* _RECORDS SHOWN_
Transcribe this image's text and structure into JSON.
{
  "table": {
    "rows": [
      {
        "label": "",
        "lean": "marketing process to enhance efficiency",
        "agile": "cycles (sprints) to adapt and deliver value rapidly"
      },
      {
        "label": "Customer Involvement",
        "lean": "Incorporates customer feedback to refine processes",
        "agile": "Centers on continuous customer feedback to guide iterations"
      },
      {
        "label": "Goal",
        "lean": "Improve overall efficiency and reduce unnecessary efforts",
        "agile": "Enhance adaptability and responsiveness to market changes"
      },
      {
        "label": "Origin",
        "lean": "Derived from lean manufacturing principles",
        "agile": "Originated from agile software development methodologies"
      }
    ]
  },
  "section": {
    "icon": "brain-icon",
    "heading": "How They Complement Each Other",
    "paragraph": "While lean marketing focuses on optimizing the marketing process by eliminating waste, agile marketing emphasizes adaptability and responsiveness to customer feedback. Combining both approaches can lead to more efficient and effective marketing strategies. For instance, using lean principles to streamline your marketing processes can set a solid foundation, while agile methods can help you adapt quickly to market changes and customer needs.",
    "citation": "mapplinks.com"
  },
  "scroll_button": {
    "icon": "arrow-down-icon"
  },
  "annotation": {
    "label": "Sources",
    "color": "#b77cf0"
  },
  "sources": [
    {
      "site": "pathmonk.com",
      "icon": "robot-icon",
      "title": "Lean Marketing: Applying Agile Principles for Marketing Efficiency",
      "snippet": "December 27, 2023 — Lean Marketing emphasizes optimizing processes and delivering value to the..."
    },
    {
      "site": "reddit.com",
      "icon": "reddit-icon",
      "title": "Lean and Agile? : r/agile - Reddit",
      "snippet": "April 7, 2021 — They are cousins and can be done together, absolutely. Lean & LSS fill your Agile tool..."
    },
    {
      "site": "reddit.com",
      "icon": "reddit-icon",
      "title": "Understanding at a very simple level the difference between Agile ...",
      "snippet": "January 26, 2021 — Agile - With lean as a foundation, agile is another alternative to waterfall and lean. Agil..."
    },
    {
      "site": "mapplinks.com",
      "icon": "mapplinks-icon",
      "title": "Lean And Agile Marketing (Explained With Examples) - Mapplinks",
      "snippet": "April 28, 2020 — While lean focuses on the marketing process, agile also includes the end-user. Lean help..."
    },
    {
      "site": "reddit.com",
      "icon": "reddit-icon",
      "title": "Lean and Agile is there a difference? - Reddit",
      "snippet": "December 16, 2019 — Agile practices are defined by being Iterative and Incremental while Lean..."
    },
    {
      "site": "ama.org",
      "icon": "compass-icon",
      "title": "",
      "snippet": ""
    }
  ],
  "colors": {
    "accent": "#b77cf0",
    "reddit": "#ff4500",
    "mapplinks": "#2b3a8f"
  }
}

* _TASK TO CARRY OUT_
Determine how many lines of the listing above hold the word "title". Report that number without anything else.

* _SOLUTION_
6